--- START ---
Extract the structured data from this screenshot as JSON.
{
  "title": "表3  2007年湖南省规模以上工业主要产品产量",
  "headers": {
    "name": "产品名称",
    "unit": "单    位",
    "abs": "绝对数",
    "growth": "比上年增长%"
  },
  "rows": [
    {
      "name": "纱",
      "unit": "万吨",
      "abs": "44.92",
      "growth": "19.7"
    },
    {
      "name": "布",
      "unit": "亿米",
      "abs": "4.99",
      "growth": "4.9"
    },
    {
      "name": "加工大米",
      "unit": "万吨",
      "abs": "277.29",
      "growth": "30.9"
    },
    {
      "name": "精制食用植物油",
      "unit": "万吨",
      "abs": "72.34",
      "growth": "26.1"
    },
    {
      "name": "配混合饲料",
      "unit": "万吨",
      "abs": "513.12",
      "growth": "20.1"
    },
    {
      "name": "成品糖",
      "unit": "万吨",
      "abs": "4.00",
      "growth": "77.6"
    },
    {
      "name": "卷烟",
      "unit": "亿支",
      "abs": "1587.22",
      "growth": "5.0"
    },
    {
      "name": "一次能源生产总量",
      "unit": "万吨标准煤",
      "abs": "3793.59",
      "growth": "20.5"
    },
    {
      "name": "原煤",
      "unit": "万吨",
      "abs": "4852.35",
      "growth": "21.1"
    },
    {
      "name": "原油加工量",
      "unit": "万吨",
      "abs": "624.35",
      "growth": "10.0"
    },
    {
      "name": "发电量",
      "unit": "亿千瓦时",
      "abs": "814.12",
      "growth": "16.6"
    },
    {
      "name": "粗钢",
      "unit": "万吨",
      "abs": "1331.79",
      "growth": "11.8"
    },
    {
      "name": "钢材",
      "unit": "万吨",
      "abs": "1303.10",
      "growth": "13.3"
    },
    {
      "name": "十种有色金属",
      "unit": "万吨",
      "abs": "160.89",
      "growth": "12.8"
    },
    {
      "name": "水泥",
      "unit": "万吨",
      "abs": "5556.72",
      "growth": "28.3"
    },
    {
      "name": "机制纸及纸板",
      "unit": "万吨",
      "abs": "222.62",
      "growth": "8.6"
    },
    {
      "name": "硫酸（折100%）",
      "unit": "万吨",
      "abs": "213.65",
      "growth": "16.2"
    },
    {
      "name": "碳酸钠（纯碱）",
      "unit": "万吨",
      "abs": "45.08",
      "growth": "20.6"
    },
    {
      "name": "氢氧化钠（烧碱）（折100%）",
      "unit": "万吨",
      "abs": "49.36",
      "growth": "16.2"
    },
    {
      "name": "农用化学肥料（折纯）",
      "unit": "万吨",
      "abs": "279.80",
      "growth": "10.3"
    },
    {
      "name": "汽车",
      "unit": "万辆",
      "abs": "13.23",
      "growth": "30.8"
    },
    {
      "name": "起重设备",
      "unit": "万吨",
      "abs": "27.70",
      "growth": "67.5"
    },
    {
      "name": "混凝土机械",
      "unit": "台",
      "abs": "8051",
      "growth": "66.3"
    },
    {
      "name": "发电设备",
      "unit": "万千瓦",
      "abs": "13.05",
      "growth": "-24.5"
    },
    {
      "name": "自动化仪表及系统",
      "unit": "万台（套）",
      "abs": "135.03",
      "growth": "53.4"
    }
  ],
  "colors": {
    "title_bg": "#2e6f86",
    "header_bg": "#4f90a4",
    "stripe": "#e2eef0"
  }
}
--- END ---
Give a word-for-word copy of the records.

### [Task solution]
Extract the structured data from this screenshot as JSON.
{
  "title": "表3  2007年湖南省规模以上工业主要产品产量",
  "headers": {
    "name": "产品名称",
    "unit": "单    位",
    "abs": "绝对数",
    "growth": "比上年增长%"
  },
  "rows": [
    {
      "name": "纱",
      "unit": "万吨",
      "abs": "44.92",
      "growth": "19.7"
    },
    {
      "name": "布",
      "unit": "亿米",
      "abs": "4.99",
      "growth": "4.9"
    },
    {
      "name": "加工大米",
      "unit": "万吨",
      "abs": "277.29",
      "growth": "30.9"
    },
    {
      "name": "精制食用植物油",
      "unit": "万吨",
      "abs": "72.34",
      "growth": "26.1"
    },
    {
      "name": "配混合饲料",
      "unit": "万吨",
      "abs": "513.12",
      "growth": "20.1"
    },
    {
      "name": "成品糖",
      "unit": "万吨",
      "abs": "4.00",
      "growth": "77.6"
    },
    {
      "name": "卷烟",
      "unit": "亿支",
      "abs": "1587.22",
      "growth": "5.0"
    },
    {
      "name": "一次能源生产总量",
      "unit": "万吨标准煤",
      "abs": "3793.59",
      "growth": "20.5"
    },
    {
      "name": "原煤",
      "unit": "万吨",
      "abs": "4852.35",
      "growth": "21.1"
    },
    {
      "name": "原油加工量",
      "unit": "万吨",
      "abs": "624.35",
      "growth": "10.0"
    },
    {
      "name": "发电量",
      "unit": "亿千瓦时",
      "abs": "814.12",
      "growth": "16.6"
    },
    {
      "name": "粗钢",
      "unit": "万吨",
      "abs": "1331.79",
      "growth": "11.8"
    },
    {
      "name": "钢材",
      "unit": "万吨",
      "abs": "1303.10",
      "growth": "13.3"
    },
    {
      "name": "十种有色金属",
      "unit": "万吨",
      "abs": "160.89",
      "growth": "12.8"
    },
    {
      "name": "水泥",
      "unit": "万吨",
      "abs": "5556.72",
      "growth": "28.3"
    },
    {
      "name": "机制纸及纸板",
      "unit": "万吨",
      "abs": "222.62",
      "growth": "8.6"
    },
    {
      "name": "硫酸（折100%）",
      "unit": "万吨",
      "abs": "213.65",
      "growth": "16.2"
    },
    {
      "name": "碳酸钠（纯碱）",
      "unit": "万吨",
      "abs": "45.08",
      "growth": "20.6"
    },
    {
      "name": "氢氧化钠（烧碱）（折100%）",
      "unit": "万吨",
      "abs": "49.36",
      "growth": "16.2"
    },
    {
      "name": "农用化学肥料（折纯）",
      "unit": "万吨",
      "abs": "279.80",
      "growth": "10.3"
    },
    {
      "name": "汽车",
      "unit": "万辆",
      "abs": "13.23",
      "growth": "30.8"
    },
    {
      "name": "起重设备",
      "unit": "万吨",
      "abs": "27.70",
      "growth": "67.5"
    },
    {
      "name": "混凝土机械",
      "unit": "台",
      "abs": "8051",
      "growth": "66.3"
    },
    {
      "name": "发电设备",
      "unit": "万千瓦",
      "abs": "13.05",
      "growth": "-24.5"
    },
    {
      "name": "自动化仪表及系统",
      "unit": "万台（套）",
      "abs": "135.03",
      "growth": "53.4"
    }
  ],
  "colors": {
    "title_bg": "#2e6f86",
    "header_bg": "#4f90a4",
    "stripe": "#e2eef0"
  }
}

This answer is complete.